● Task goal: Gather up every line from the entries below that uses the word "sulle".

— begin Input rows —

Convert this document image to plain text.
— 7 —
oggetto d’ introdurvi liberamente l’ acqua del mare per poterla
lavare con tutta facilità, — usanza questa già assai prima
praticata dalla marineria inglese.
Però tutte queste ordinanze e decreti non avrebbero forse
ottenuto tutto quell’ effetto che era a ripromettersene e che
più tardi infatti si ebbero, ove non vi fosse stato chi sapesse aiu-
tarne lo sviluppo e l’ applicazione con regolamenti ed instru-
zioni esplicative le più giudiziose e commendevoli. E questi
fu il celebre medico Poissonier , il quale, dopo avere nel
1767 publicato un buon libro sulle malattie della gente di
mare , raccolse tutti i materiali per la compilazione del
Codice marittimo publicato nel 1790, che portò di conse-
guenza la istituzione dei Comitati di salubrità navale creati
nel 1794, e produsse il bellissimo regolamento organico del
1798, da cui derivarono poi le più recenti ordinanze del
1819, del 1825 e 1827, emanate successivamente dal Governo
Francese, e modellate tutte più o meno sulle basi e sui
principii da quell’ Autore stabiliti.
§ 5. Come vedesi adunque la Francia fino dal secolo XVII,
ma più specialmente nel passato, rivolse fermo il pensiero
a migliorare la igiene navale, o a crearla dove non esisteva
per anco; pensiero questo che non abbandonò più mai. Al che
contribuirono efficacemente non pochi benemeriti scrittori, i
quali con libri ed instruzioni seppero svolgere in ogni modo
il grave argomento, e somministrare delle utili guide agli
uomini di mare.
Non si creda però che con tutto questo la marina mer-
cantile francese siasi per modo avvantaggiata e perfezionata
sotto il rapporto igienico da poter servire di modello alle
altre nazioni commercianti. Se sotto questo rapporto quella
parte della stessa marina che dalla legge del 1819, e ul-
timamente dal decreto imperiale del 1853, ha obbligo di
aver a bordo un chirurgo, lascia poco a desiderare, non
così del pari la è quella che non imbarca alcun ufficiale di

— end Input rows —

● Output of the exercise:
1767 publicato un buon libro sulle malattie della gente di
Francese, e modellate tutte più o meno sulle basi e sui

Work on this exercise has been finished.